— Begin Information shown —
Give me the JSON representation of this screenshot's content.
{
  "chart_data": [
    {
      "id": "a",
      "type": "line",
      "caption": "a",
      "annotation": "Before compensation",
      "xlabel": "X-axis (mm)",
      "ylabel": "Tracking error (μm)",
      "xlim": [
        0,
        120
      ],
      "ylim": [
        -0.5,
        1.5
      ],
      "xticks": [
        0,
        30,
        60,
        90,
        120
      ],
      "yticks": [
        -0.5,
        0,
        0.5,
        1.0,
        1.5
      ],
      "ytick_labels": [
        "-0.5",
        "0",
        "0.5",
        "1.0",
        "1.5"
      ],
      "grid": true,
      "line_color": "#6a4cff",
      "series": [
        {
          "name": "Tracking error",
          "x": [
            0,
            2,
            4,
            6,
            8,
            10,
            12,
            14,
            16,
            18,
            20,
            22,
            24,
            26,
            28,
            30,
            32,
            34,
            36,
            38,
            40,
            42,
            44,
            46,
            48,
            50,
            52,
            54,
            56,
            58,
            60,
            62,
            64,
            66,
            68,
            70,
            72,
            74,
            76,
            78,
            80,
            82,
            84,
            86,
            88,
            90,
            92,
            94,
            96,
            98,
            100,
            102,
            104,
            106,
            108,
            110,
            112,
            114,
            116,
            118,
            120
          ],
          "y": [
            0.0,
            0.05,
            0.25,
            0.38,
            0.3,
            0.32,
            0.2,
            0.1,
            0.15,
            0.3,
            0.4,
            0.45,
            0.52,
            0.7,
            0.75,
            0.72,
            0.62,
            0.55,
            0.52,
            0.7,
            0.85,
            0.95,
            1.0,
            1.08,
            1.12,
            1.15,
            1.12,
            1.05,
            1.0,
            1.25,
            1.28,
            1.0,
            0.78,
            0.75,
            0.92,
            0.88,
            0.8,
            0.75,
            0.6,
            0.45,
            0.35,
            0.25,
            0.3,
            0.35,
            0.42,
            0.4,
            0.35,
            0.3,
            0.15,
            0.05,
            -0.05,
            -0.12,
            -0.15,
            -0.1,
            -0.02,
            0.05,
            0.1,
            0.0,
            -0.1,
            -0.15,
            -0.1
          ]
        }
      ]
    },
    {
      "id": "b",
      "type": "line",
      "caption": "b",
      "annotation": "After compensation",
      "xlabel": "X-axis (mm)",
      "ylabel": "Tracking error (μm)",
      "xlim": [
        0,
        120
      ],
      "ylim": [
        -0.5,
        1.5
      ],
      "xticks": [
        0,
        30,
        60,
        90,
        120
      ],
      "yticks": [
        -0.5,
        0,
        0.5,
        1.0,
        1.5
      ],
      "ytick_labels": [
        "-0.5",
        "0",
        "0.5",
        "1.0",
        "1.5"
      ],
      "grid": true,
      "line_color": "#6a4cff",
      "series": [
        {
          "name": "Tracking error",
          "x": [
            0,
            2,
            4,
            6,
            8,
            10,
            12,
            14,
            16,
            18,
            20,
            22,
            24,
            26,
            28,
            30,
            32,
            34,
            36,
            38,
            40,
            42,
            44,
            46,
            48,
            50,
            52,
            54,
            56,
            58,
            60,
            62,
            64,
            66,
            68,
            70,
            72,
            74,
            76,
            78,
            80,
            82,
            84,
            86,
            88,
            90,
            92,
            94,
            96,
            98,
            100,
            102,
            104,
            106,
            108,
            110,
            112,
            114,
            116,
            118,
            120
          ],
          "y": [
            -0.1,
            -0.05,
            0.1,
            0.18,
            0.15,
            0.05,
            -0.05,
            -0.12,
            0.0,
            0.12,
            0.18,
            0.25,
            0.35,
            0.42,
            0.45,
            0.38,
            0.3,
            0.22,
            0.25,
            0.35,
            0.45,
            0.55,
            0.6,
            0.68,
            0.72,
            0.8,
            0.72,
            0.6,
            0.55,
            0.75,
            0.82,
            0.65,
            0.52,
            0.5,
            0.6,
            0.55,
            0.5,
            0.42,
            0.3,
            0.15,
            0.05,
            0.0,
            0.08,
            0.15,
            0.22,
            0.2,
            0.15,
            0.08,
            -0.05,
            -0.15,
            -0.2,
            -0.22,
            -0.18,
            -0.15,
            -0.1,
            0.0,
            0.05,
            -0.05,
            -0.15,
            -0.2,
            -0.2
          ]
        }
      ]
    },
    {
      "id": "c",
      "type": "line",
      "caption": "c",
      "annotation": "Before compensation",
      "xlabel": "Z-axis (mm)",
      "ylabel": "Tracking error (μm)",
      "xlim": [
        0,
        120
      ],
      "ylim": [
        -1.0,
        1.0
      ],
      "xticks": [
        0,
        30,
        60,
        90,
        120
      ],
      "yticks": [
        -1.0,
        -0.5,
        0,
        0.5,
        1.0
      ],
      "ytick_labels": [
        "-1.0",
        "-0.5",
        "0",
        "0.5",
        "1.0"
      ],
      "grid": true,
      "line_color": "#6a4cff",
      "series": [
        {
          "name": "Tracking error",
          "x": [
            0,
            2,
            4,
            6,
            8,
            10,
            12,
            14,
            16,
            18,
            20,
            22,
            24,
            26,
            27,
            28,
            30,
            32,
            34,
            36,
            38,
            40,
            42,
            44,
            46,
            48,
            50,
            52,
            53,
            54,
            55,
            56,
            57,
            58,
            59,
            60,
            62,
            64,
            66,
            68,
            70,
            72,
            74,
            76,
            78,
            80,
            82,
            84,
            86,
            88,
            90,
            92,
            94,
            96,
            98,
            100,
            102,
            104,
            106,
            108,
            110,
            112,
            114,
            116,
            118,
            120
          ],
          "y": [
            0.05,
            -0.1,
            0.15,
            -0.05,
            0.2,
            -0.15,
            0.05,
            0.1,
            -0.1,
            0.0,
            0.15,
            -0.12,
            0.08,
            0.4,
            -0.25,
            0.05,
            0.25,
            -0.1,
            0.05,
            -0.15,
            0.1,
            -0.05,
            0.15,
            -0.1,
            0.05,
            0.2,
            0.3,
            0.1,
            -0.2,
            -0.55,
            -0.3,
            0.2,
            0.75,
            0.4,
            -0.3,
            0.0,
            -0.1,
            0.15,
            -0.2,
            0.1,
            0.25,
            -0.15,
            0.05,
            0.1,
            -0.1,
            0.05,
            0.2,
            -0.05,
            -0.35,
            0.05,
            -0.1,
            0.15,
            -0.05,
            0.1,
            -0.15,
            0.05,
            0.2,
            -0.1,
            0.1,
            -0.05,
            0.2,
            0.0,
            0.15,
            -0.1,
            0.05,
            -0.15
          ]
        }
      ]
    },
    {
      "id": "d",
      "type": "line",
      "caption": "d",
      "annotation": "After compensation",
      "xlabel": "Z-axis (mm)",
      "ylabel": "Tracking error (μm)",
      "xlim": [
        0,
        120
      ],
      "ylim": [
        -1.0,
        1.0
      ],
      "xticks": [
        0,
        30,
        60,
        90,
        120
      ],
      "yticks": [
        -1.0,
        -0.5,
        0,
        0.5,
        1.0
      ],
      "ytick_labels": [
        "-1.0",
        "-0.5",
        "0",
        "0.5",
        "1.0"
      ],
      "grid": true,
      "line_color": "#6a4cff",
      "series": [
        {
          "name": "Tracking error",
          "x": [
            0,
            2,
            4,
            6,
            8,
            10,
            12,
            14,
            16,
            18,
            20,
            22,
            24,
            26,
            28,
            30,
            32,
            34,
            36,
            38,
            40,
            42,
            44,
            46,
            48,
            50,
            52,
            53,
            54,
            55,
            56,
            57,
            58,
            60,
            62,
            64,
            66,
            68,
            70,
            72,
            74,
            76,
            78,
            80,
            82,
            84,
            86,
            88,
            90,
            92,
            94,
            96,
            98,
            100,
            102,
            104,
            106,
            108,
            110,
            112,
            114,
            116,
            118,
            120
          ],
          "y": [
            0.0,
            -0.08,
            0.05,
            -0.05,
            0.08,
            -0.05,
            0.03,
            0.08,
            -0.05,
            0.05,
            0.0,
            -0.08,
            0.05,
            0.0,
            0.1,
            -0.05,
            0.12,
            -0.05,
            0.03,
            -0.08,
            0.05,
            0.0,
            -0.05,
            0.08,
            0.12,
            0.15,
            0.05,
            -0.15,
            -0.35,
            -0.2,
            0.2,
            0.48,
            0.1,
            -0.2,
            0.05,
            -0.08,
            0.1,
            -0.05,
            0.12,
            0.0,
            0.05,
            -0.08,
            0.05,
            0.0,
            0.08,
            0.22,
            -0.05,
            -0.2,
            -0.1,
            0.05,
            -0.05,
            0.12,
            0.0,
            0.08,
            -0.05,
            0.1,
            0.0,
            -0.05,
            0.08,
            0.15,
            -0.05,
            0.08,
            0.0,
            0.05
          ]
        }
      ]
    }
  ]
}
— End Information shown —
What you are asked to do »
Return a copy of every line that includes the word "caption".

The solution »
      "caption": "a",
      "caption": "b",
      "caption": "c",
      "caption": "d",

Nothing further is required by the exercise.